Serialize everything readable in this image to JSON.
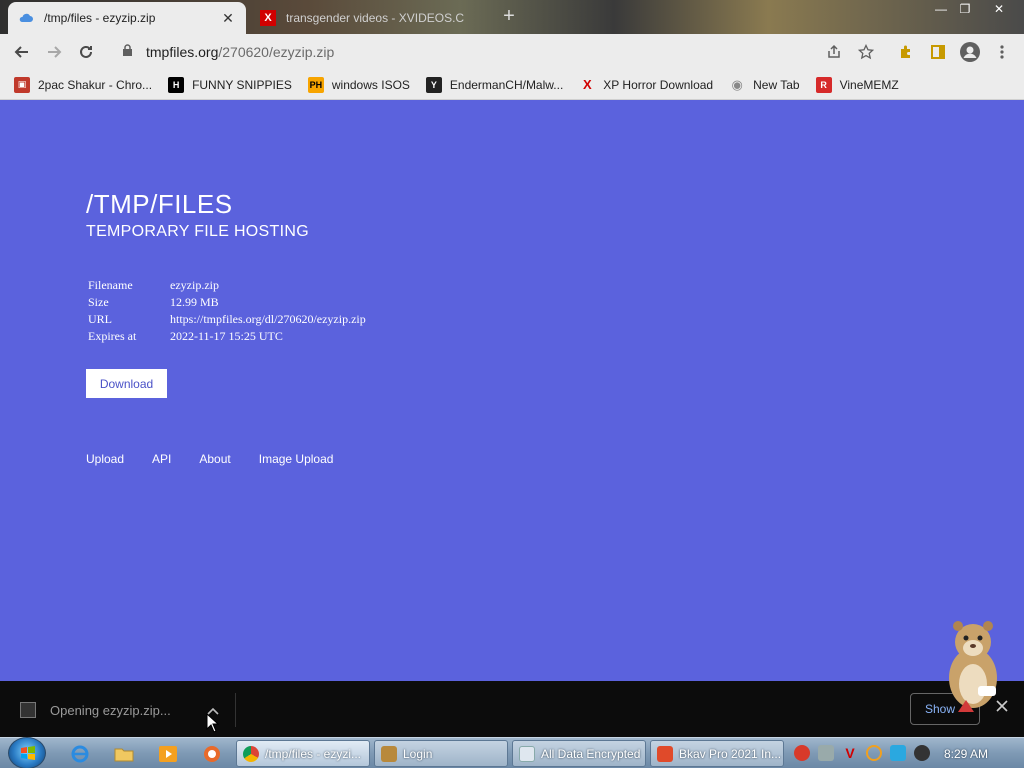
{
  "browser": {
    "tabs": [
      {
        "title": "/tmp/files - ezyzip.zip",
        "active": true,
        "close": "✕"
      },
      {
        "title": "transgender videos - XVIDEOS.C",
        "active": false,
        "icon_letter": "X"
      }
    ],
    "new_tab": "+",
    "window_controls": {
      "minimize": "—",
      "restore": "❐",
      "close": "✕"
    },
    "address": {
      "host": "tmpfiles.org",
      "path": "/270620/ezyzip.zip"
    },
    "bookmarks": [
      {
        "label": "2pac Shakur - Chro...",
        "icon": "camera-icon",
        "color": "#c0392b",
        "glyph": "▣"
      },
      {
        "label": "FUNNY SNIPPIES",
        "icon": "h-icon",
        "color": "#000000",
        "glyph": "H"
      },
      {
        "label": "windows ISOS",
        "icon": "ph-icon",
        "color": "#f7a400",
        "glyph": "PH"
      },
      {
        "label": "EndermanCH/Malw...",
        "icon": "yp-icon",
        "color": "#222222",
        "glyph": "Y"
      },
      {
        "label": "XP Horror Download",
        "icon": "x-icon",
        "color": "#d10000",
        "glyph": "X"
      },
      {
        "label": "New Tab",
        "icon": "chrome-icon",
        "color": "#888888",
        "glyph": "◉"
      },
      {
        "label": "VineMEMZ",
        "icon": "r-icon",
        "color": "#d62a2a",
        "glyph": "R"
      }
    ]
  },
  "page": {
    "title": "/TMP/FILES",
    "subtitle": "TEMPORARY FILE HOSTING",
    "info": [
      {
        "key": "Filename",
        "value": "ezyzip.zip"
      },
      {
        "key": "Size",
        "value": "12.99 MB"
      },
      {
        "key": "URL",
        "value": "https://tmpfiles.org/dl/270620/ezyzip.zip"
      },
      {
        "key": "Expires at",
        "value": "2022-11-17 15:25 UTC"
      }
    ],
    "download_label": "Download",
    "footer_links": [
      "Upload",
      "API",
      "About",
      "Image Upload"
    ],
    "background_color": "#5b62dd"
  },
  "downloads": {
    "item_status": "Opening ezyzip.zip...",
    "show_all_label": "Show"
  },
  "taskbar": {
    "tasks": [
      {
        "label": "/tmp/files - ezyzi...",
        "active": true,
        "icon_color": "#dd4b39"
      },
      {
        "label": "Login",
        "active": false,
        "icon_color": "#b8893c"
      },
      {
        "label": "All Data Encrypted",
        "active": false,
        "icon_color": "#dfe7ef"
      },
      {
        "label": "Bkav Pro 2021 In...",
        "active": false,
        "icon_color": "#e04a2a"
      }
    ],
    "clock": "8:29 AM"
  }
}
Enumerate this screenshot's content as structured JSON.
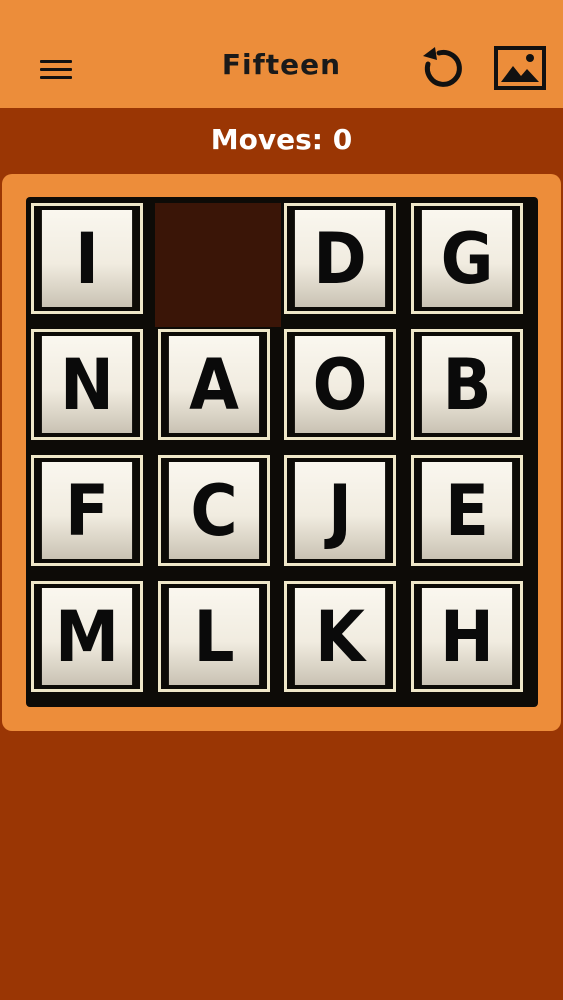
{
  "app": {
    "title": "Fifteen"
  },
  "toolbar": {
    "menu_icon": "hamburger-menu-icon",
    "refresh_icon": "refresh-icon",
    "image_icon": "image-icon"
  },
  "status": {
    "moves_label": "Moves: 0"
  },
  "board": {
    "rows": 4,
    "cols": 4,
    "tiles": [
      [
        "I",
        "",
        "D",
        "G"
      ],
      [
        "N",
        "A",
        "O",
        "B"
      ],
      [
        "F",
        "C",
        "J",
        "E"
      ],
      [
        "M",
        "L",
        "K",
        "H"
      ]
    ]
  },
  "colors": {
    "app_bar": "#ec8d3a",
    "background": "#9a3604",
    "board_panel": "#ed8d3a",
    "empty_slot": "#3a1507",
    "tile_face": "#f1ece0",
    "tile_border": "#efe7c8"
  }
}
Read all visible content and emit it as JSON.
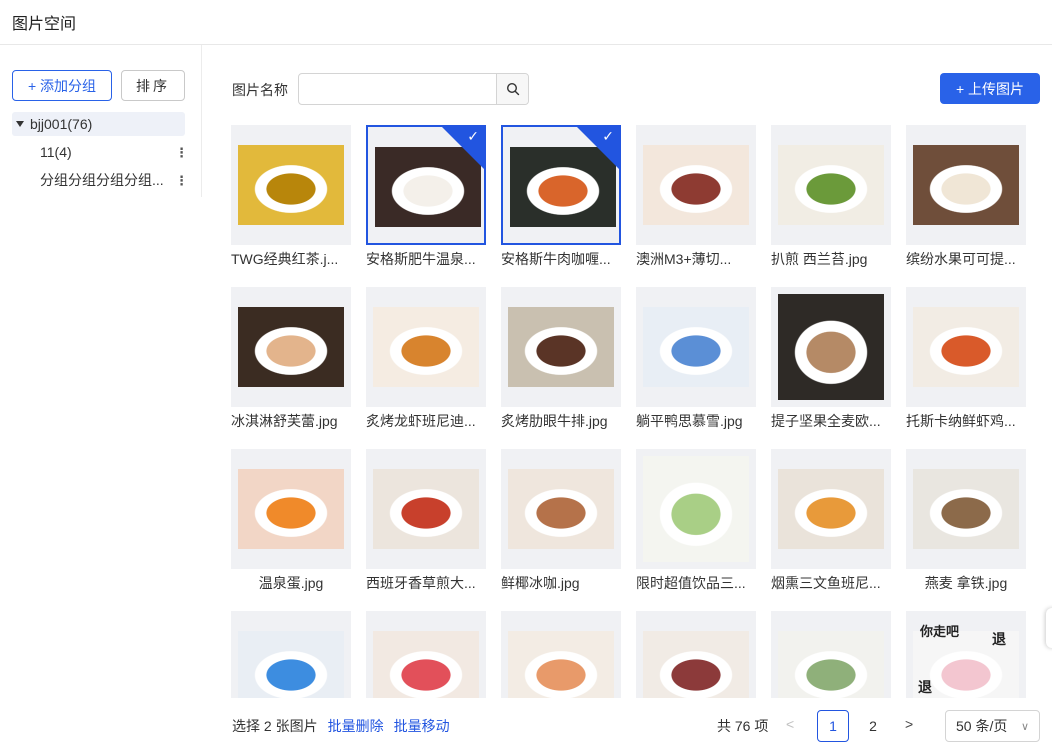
{
  "header": {
    "title": "图片空间"
  },
  "sidebar": {
    "add_group_label": "+ 添加分组",
    "sort_label": "排序",
    "root": {
      "label": "bjj001(76)"
    },
    "children": [
      {
        "label": "11(4)"
      },
      {
        "label": "分组分组分组分组..."
      }
    ]
  },
  "toolbar": {
    "search_label": "图片名称",
    "search_value": "",
    "search_placeholder": "",
    "upload_label": "+ 上传图片"
  },
  "images": [
    {
      "name": "TWG经典红茶.j...",
      "selected": false,
      "color1": "#e2b93b",
      "color2": "#b8860b"
    },
    {
      "name": "安格斯肥牛温泉...",
      "selected": true,
      "color1": "#3a2a26",
      "color2": "#f4f0ea"
    },
    {
      "name": "安格斯牛肉咖喱...",
      "selected": true,
      "color1": "#2a2f2a",
      "color2": "#d9652b"
    },
    {
      "name": "澳洲M3+薄切...",
      "selected": false,
      "color1": "#f3e7dc",
      "color2": "#8e3b32"
    },
    {
      "name": "扒煎 西兰苔.jpg",
      "selected": false,
      "color1": "#f1ede4",
      "color2": "#6b9a3a"
    },
    {
      "name": "缤纷水果可可提...",
      "selected": false,
      "color1": "#6f4e3a",
      "color2": "#f0e6d6"
    },
    {
      "name": "冰淇淋舒芙蕾.jpg",
      "selected": false,
      "color1": "#3b2c22",
      "color2": "#e3b48c"
    },
    {
      "name": "炙烤龙虾班尼迪...",
      "selected": false,
      "color1": "#f5ece2",
      "color2": "#d8842e"
    },
    {
      "name": "炙烤肋眼牛排.jpg",
      "selected": false,
      "color1": "#c9c0b0",
      "color2": "#5a3426"
    },
    {
      "name": "躺平鸭思慕雪.jpg",
      "selected": false,
      "color1": "#e8eef5",
      "color2": "#5b8fd6"
    },
    {
      "name": "提子坚果全麦欧...",
      "selected": false,
      "color1": "#2e2a26",
      "color2": "#b58a66"
    },
    {
      "name": "托斯卡纳鲜虾鸡...",
      "selected": false,
      "color1": "#f2ece4",
      "color2": "#d95a2a"
    },
    {
      "name": "温泉蛋.jpg",
      "selected": false,
      "color1": "#f2d6c6",
      "color2": "#f08a2a"
    },
    {
      "name": "西班牙香草煎大...",
      "selected": false,
      "color1": "#ece5dd",
      "color2": "#c8402c"
    },
    {
      "name": "鲜椰冰咖.jpg",
      "selected": false,
      "color1": "#efe6dd",
      "color2": "#b5724a"
    },
    {
      "name": "限时超值饮品三...",
      "selected": false,
      "color1": "#f4f5f0",
      "color2": "#a9cf86"
    },
    {
      "name": "烟熏三文鱼班尼...",
      "selected": false,
      "color1": "#eae3da",
      "color2": "#e89a3a"
    },
    {
      "name": "燕麦 拿铁.jpg",
      "selected": false,
      "color1": "#e9e6e0",
      "color2": "#8c6a4a"
    },
    {
      "name": "",
      "selected": false,
      "color1": "#e9eef4",
      "color2": "#3d8de0"
    },
    {
      "name": "",
      "selected": false,
      "color1": "#f2e9e2",
      "color2": "#e2505a"
    },
    {
      "name": "",
      "selected": false,
      "color1": "#f3ece4",
      "color2": "#e89a6a"
    },
    {
      "name": "",
      "selected": false,
      "color1": "#f1ebe5",
      "color2": "#8c3a3a"
    },
    {
      "name": "",
      "selected": false,
      "color1": "#f2f2ee",
      "color2": "#8fb07a"
    },
    {
      "name": "",
      "selected": false,
      "color1": "#f6f6f6",
      "color2": "#f3c6d0",
      "sticker_text_1": "你走吧",
      "sticker_text_2": "退",
      "sticker_text_3": "退"
    }
  ],
  "footer": {
    "selected_text": "选择 2 张图片",
    "batch_delete": "批量删除",
    "batch_move": "批量移动",
    "total_text": "共 76 项",
    "page_1": "1",
    "page_2": "2",
    "page_size": "50 条/页"
  }
}
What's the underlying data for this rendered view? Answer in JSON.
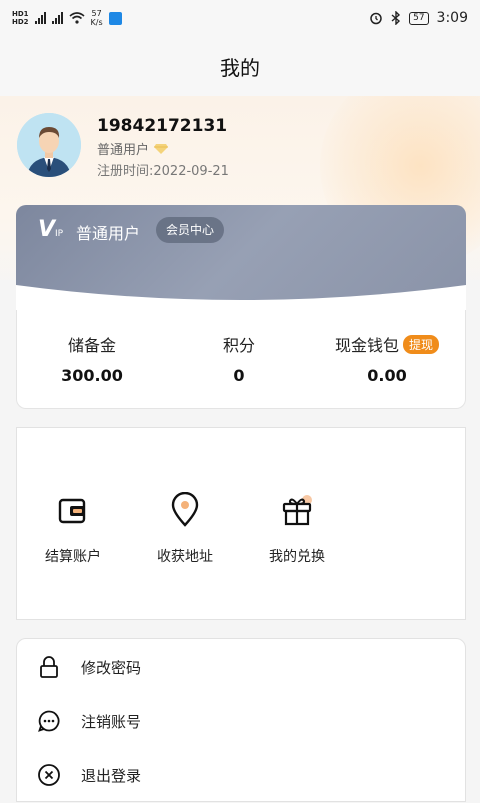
{
  "status_bar": {
    "net_speed_value": "57",
    "net_speed_unit": "K/s",
    "battery": "57",
    "time": "3:09"
  },
  "page": {
    "title": "我的"
  },
  "profile": {
    "phone": "19842172131",
    "user_type": "普通用户",
    "register_label": "注册时间:2022-09-21"
  },
  "vip": {
    "logo_main": "V",
    "logo_sub": "IP",
    "level": "普通用户",
    "center_button": "会员中心"
  },
  "stats": [
    {
      "label": "储备金",
      "value": "300.00"
    },
    {
      "label": "积分",
      "value": "0"
    },
    {
      "label": "现金钱包",
      "value": "0.00",
      "badge": "提现"
    }
  ],
  "features": [
    {
      "label": "结算账户",
      "icon": "wallet-icon"
    },
    {
      "label": "收获地址",
      "icon": "location-pin-icon"
    },
    {
      "label": "我的兑换",
      "icon": "gift-icon"
    }
  ],
  "menu": [
    {
      "label": "修改密码",
      "icon": "lock-icon"
    },
    {
      "label": "注销账号",
      "icon": "chat-bubble-icon"
    },
    {
      "label": "退出登录",
      "icon": "close-circle-icon"
    }
  ],
  "colors": {
    "accent_orange": "#f08c1a",
    "vip_card": "#8a93a8",
    "hero_bg": "#fbf2e8"
  }
}
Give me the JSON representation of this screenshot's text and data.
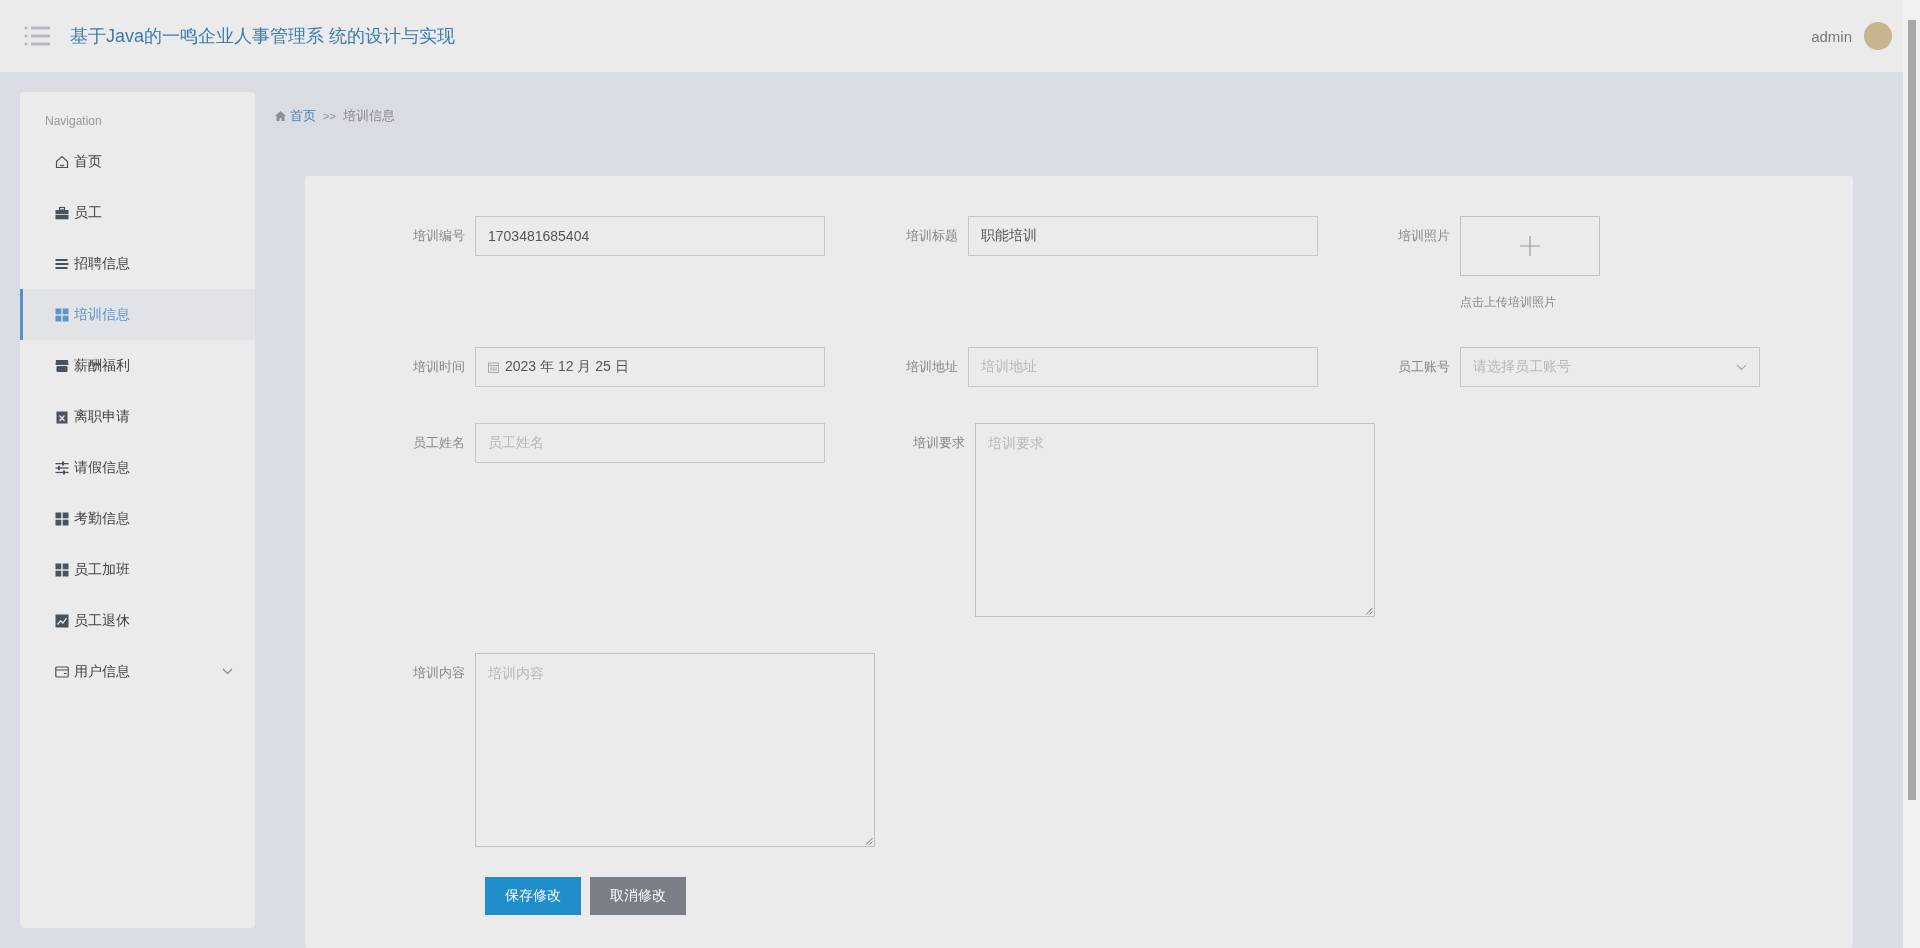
{
  "header": {
    "title": "基于Java的一鸣企业人事管理系 统的设计与实现",
    "user": "admin"
  },
  "sidebar": {
    "heading": "Navigation",
    "items": [
      {
        "label": "首页",
        "selected": false,
        "expandable": false
      },
      {
        "label": "员工",
        "selected": false,
        "expandable": false
      },
      {
        "label": "招聘信息",
        "selected": false,
        "expandable": false
      },
      {
        "label": "培训信息",
        "selected": true,
        "expandable": false
      },
      {
        "label": "薪酬福利",
        "selected": false,
        "expandable": false
      },
      {
        "label": "离职申请",
        "selected": false,
        "expandable": false
      },
      {
        "label": "请假信息",
        "selected": false,
        "expandable": false
      },
      {
        "label": "考勤信息",
        "selected": false,
        "expandable": false
      },
      {
        "label": "员工加班",
        "selected": false,
        "expandable": false
      },
      {
        "label": "员工退休",
        "selected": false,
        "expandable": false
      },
      {
        "label": "用户信息",
        "selected": false,
        "expandable": true
      }
    ]
  },
  "breadcrumb": {
    "home": "首页",
    "separator": ">>",
    "current": "培训信息"
  },
  "form": {
    "rows": [
      [
        {
          "kind": "text",
          "label": "培训编号",
          "value": "1703481685404"
        },
        {
          "kind": "text",
          "label": "培训标题",
          "value": "职能培训"
        },
        {
          "kind": "upload",
          "label": "培训照片",
          "hint": "点击上传培训照片"
        }
      ],
      [
        {
          "kind": "date",
          "label": "培训时间",
          "value": "2023 年 12 月 25 日"
        },
        {
          "kind": "text",
          "label": "培训地址",
          "placeholder": "培训地址"
        },
        {
          "kind": "select",
          "label": "员工账号",
          "placeholder": "请选择员工账号"
        }
      ],
      [
        {
          "kind": "text",
          "label": "员工姓名",
          "placeholder": "员工姓名"
        },
        {
          "kind": "textarea",
          "label": "培训要求",
          "placeholder": "培训要求"
        }
      ],
      [
        {
          "kind": "textarea",
          "label": "培训内容",
          "placeholder": "培训内容"
        }
      ]
    ],
    "buttons": [
      {
        "label": "保存修改",
        "kind": "primary"
      },
      {
        "label": "取消修改",
        "kind": "secondary"
      }
    ]
  }
}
________________
- Required task
Scan the lines for the string "glyph". Copy out each line that matches.

- In response
        "glyph": "▣"
        "glyph": "H"
        "glyph": "PH"
        "glyph": "Y"
        "glyph": "X"
        "glyph": "◉"
        "glyph": "R"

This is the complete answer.